LANSING ? Michigan Treasurer Robert Kleine was subjected to half an hour of questioning by the Senate Government Operations Committee, but with none of the pointed questions that might have been expected from concerns raised when his appointment to the post was first announced.

Instead, the committee unanimously supported his appointment with compliments from Senate Majority Leader Ken Sikkema (R-Wyoming) on both his qualifications and character.

“You clearly have the knowledge, the experience and the qualifications to do this,” Sikkema said at the completion of the hearing. “More important to me, you also have the personal integrity and willingness to work with the Legislature.”

Kleine, in questioning, said he “envisioned a very close relationship” between himself and the legislative tax committees.

And he reiterated his call for an end to the Single Business Tax, a tax that he helped to create as director of revenue and tax analysis for former Governor William Milliken.

“The current Single Business Tax is a shadow of its former self,” Kleine said. “It’s become much too complicated and I understand it’s become a distraction.”

He said he was working with business groups now to develop a replacement for the tax, but he echoed Gov. Jennifer Granholm’s call that any replacement not shift tax burden to individuals.

He said he also would be working to revise the personal property tax. “Personally I think the personal property tax is more of a problem for business than the Single Business Tax,” he said.

But he said the final tax structure would have to be a compromise. “We’ve got to come up with something we can all agree to,” he said. He said Granholm’s proposal on eliminating the SBT was “kind of moving us in the right direction.”

Kleine also defended his earlier statements that he felt the state had a revenue problem, not a spending problem. While he acknowledged that Sen. Nancy Cassis (R-Novi) was correct that state revenues had increased at more than the rate of inflation for the past decade, he said that growth was from federal and state restricted funds.

“Since 1997 general fund is down 30 percent,” he said. That has pushed Medicaid and other large expenditures to be higher percentages of general fund spending.

And he argued there was room to increase revenues without harming the business climate given that the state is 36th in business tax burden.

“We have to look at what we’ve done since the 1990s to improve the business climate,” he said. “I think we need to make more of our accomplishments and less of our differences.”

One area the state is losing revenue is sales taxes on catalog and Internet sales, but Mr. Kleine said that problem could not be addressed without federal action to allow states to impose sales tax collection on out-of-state sellers.

He said the line on the income tax form asking about mail-order purchases has done little to generate revenue from those sales.

Getting federal law changed would again require working with the business community, Kleine said. Currently many of the businesses collecting sales tax on mail-order sales are doing so voluntarily. “If we got enough participants we might be able to resolve some of the philosophical opposition (in Congress),” he said.

Kleine said he would also likely be coming to the Legislature for some changes in the state’s oversight of local government finances. Noting that there are a number of municipalities struggling financially, he said, “We may need some (new tools). We do have some ideas we’re kind of working on.”

And he said the department in the coming weeks would be reissuing a request for proposals to help counties audit homestead property tax designations. He said the bids from the first round did not meet the state’s requirements for the project.

--- INPUT DATA ---
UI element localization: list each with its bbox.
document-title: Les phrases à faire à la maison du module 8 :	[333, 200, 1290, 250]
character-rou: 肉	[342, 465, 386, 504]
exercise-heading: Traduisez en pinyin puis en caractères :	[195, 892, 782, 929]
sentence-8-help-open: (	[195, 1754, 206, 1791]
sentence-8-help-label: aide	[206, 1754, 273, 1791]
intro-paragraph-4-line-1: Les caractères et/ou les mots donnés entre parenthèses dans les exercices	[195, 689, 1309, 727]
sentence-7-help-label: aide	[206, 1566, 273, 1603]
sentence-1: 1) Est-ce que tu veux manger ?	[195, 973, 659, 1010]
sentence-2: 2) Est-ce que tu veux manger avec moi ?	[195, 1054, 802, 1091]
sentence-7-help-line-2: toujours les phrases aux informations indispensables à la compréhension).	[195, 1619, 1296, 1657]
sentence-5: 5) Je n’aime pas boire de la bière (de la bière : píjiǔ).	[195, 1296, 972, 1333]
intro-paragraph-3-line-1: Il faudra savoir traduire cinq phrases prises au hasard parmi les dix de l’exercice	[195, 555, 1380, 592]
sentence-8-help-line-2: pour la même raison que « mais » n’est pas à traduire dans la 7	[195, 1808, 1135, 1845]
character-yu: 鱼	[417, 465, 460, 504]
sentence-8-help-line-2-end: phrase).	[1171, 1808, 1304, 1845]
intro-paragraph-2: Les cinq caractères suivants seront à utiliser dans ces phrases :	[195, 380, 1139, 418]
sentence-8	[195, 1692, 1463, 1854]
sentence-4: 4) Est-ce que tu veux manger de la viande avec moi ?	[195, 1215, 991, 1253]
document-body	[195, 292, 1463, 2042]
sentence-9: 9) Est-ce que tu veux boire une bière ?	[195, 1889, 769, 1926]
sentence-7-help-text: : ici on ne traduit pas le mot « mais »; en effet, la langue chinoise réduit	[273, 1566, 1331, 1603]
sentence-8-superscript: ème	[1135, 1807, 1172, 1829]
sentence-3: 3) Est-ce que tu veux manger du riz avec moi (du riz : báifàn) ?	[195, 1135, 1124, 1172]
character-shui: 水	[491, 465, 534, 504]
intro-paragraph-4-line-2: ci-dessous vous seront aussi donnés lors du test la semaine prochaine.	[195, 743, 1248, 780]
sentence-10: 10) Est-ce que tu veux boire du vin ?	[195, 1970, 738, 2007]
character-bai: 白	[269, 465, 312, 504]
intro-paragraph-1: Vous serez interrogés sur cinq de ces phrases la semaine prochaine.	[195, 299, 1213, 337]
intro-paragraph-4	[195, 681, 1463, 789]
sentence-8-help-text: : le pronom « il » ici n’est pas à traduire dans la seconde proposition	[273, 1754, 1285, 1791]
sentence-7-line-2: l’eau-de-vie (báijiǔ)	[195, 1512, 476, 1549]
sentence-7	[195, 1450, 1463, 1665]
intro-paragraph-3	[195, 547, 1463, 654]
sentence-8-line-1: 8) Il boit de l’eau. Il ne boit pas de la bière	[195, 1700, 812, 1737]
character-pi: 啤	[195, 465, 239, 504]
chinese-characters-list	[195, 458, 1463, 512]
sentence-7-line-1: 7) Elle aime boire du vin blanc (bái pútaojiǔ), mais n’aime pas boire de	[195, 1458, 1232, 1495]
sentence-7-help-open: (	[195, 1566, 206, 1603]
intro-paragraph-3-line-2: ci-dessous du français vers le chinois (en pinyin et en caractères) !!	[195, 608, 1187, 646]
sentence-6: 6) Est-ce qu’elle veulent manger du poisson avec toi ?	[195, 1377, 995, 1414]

--- WHAT YOU NEED TO DO ---
- a) List every person named in the article on Robert Kleine's Senate committee hearing, giving each name in its fullest form in the article.
- b) Reproduce the part of the article on Robert Kleine's Senate committee hearing that begins at "And he argued" and ends after "on out-of-state sellers.".

--- EXERCISE RESPONSES ---
- a)
Robert Kleine
Ken Sikkema
William Milliken
Jennifer Granholm
Nancy Cassis

- b)
And he argued there was room to increase revenues without harming the business climate given that the state is 36th in business tax burden.

“We have to look at what we’ve done since the 1990s to improve the business climate,” he said. “I think we need to make more of our accomplishments and less of our differences.”

One area the state is losing revenue is sales taxes on catalog and Internet sales, but Mr. Kleine said that problem could not be addressed without federal action to allow states to impose sales tax collection on out-of-state sellers.